**Material**:
§

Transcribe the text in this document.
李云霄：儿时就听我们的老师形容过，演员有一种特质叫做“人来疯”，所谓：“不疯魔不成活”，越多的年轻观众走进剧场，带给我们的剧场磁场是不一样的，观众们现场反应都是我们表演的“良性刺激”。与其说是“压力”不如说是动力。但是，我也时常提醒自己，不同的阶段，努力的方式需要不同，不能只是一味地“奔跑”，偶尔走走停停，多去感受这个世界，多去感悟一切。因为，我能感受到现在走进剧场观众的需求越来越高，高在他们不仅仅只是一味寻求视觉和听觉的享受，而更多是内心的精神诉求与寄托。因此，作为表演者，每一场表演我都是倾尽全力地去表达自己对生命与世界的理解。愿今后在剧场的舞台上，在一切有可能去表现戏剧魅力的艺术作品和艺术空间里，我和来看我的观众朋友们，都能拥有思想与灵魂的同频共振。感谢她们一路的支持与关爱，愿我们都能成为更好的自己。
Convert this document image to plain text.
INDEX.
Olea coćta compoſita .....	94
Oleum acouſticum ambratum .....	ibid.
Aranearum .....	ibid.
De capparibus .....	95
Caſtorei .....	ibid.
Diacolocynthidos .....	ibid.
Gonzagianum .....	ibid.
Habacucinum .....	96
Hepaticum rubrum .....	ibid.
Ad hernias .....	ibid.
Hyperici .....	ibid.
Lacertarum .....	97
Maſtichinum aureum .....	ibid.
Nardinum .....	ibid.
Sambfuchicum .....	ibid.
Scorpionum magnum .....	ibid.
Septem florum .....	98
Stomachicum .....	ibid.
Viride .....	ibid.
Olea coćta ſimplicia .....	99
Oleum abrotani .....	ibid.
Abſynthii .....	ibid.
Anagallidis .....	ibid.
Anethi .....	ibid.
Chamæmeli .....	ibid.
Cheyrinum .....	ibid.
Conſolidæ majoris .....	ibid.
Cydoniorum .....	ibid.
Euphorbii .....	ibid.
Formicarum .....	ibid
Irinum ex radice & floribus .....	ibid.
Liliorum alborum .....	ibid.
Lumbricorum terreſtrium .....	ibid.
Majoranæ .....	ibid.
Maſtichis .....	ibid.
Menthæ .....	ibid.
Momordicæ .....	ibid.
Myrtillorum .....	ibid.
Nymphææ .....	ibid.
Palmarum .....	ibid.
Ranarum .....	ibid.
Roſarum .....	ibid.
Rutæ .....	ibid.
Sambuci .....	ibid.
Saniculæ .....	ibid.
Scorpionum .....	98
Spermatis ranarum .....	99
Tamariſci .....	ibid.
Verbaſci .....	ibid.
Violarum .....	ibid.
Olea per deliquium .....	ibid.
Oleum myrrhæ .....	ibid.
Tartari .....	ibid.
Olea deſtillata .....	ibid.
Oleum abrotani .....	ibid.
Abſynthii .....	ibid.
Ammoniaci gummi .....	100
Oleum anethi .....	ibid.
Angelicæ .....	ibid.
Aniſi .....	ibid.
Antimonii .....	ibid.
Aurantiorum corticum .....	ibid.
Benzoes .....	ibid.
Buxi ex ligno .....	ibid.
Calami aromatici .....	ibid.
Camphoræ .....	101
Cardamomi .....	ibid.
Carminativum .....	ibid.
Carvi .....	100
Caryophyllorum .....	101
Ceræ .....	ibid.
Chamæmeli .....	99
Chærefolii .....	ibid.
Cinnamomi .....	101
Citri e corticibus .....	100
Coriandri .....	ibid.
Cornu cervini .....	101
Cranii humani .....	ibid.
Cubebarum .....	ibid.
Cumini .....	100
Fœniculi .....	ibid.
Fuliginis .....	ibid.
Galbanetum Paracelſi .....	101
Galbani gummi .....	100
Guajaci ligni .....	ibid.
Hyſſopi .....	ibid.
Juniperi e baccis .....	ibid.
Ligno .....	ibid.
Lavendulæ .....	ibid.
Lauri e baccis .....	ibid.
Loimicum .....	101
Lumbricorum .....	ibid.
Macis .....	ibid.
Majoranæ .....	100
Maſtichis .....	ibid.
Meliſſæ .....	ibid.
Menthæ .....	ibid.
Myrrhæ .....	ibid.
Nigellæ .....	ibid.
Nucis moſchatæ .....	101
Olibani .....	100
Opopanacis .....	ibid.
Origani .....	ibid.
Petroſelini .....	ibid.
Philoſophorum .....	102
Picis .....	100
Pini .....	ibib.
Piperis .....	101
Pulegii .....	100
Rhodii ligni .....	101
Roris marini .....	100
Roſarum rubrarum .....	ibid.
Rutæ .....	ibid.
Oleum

§

All of the records must be repeated exactly.

**Full answer**:
Transcribe the text in this document.
李云霄：儿时就听我们的老师形容过，演员有一种特质叫做“人来疯”，所谓：“不疯魔不成活”，越多的年轻观众走进剧场，带给我们的剧场磁场是不一样的，观众们现场反应都是我们表演的“良性刺激”。与其说是“压力”不如说是动力。但是，我也时常提醒自己，不同的阶段，努力的方式需要不同，不能只是一味地“奔跑”，偶尔走走停停，多去感受这个世界，多去感悟一切。因为，我能感受到现在走进剧场观众的需求越来越高，高在他们不仅仅只是一味寻求视觉和听觉的享受，而更多是内心的精神诉求与寄托。因此，作为表演者，每一场表演我都是倾尽全力地去表达自己对生命与世界的理解。愿今后在剧场的舞台上，在一切有可能去表现戏剧魅力的艺术作品和艺术空间里，我和来看我的观众朋友们，都能拥有思想与灵魂的同频共振。感谢她们一路的支持与关爱，愿我们都能成为更好的自己。
Convert this document image to plain text.
INDEX.
Olea coćta compoſita .....	94
Oleum acouſticum ambratum .....	ibid.
Aranearum .....	ibid.
De capparibus .....	95
Caſtorei .....	ibid.
Diacolocynthidos .....	ibid.
Gonzagianum .....	ibid.
Habacucinum .....	96
Hepaticum rubrum .....	ibid.
Ad hernias .....	ibid.
Hyperici .....	ibid.
Lacertarum .....	97
Maſtichinum aureum .....	ibid.
Nardinum .....	ibid.
Sambfuchicum .....	ibid.
Scorpionum magnum .....	ibid.
Septem florum .....	98
Stomachicum .....	ibid.
Viride .....	ibid.
Olea coćta ſimplicia .....	99
Oleum abrotani .....	ibid.
Abſynthii .....	ibid.
Anagallidis .....	ibid.
Anethi .....	ibid.
Chamæmeli .....	ibid.
Cheyrinum .....	ibid.
Conſolidæ majoris .....	ibid.
Cydoniorum .....	ibid.
Euphorbii .....	ibid.
Formicarum .....	ibid
Irinum ex radice & floribus .....	ibid.
Liliorum alborum .....	ibid.
Lumbricorum terreſtrium .....	ibid.
Majoranæ .....	ibid.
Maſtichis .....	ibid.
Menthæ .....	ibid.
Momordicæ .....	ibid.
Myrtillorum .....	ibid.
Nymphææ .....	ibid.
Palmarum .....	ibid.
Ranarum .....	ibid.
Roſarum .....	ibid.
Rutæ .....	ibid.
Sambuci .....	ibid.
Saniculæ .....	ibid.
Scorpionum .....	98
Spermatis ranarum .....	99
Tamariſci .....	ibid.
Verbaſci .....	ibid.
Violarum .....	ibid.
Olea per deliquium .....	ibid.
Oleum myrrhæ .....	ibid.
Tartari .....	ibid.
Olea deſtillata .....	ibid.
Oleum abrotani .....	ibid.
Abſynthii .....	ibid.
Ammoniaci gummi .....	100
Oleum anethi .....	ibid.
Angelicæ .....	ibid.
Aniſi .....	ibid.
Antimonii .....	ibid.
Aurantiorum corticum .....	ibid.
Benzoes .....	ibid.
Buxi ex ligno .....	ibid.
Calami aromatici .....	ibid.
Camphoræ .....	101
Cardamomi .....	ibid.
Carminativum .....	ibid.
Carvi .....	100
Caryophyllorum .....	101
Ceræ .....	ibid.
Chamæmeli .....	99
Chærefolii .....	ibid.
Cinnamomi .....	101
Citri e corticibus .....	100
Coriandri .....	ibid.
Cornu cervini .....	101
Cranii humani .....	ibid.
Cubebarum .....	ibid.
Cumini .....	100
Fœniculi .....	ibid.
Fuliginis .....	ibid.
Galbanetum Paracelſi .....	101
Galbani gummi .....	100
Guajaci ligni .....	ibid.
Hyſſopi .....	ibid.
Juniperi e baccis .....	ibid.
Ligno .....	ibid.
Lavendulæ .....	ibid.
Lauri e baccis .....	ibid.
Loimicum .....	101
Lumbricorum .....	ibid.
Macis .....	ibid.
Majoranæ .....	100
Maſtichis .....	ibid.
Meliſſæ .....	ibid.
Menthæ .....	ibid.
Myrrhæ .....	ibid.
Nigellæ .....	ibid.
Nucis moſchatæ .....	101
Olibani .....	100
Opopanacis .....	ibid.
Origani .....	ibid.
Petroſelini .....	ibid.
Philoſophorum .....	102
Picis .....	100
Pini .....	ibib.
Piperis .....	101
Pulegii .....	100
Rhodii ligni .....	101
Roris marini .....	100
Roſarum rubrarum .....	ibid.
Rutæ .....	ibid.
Oleum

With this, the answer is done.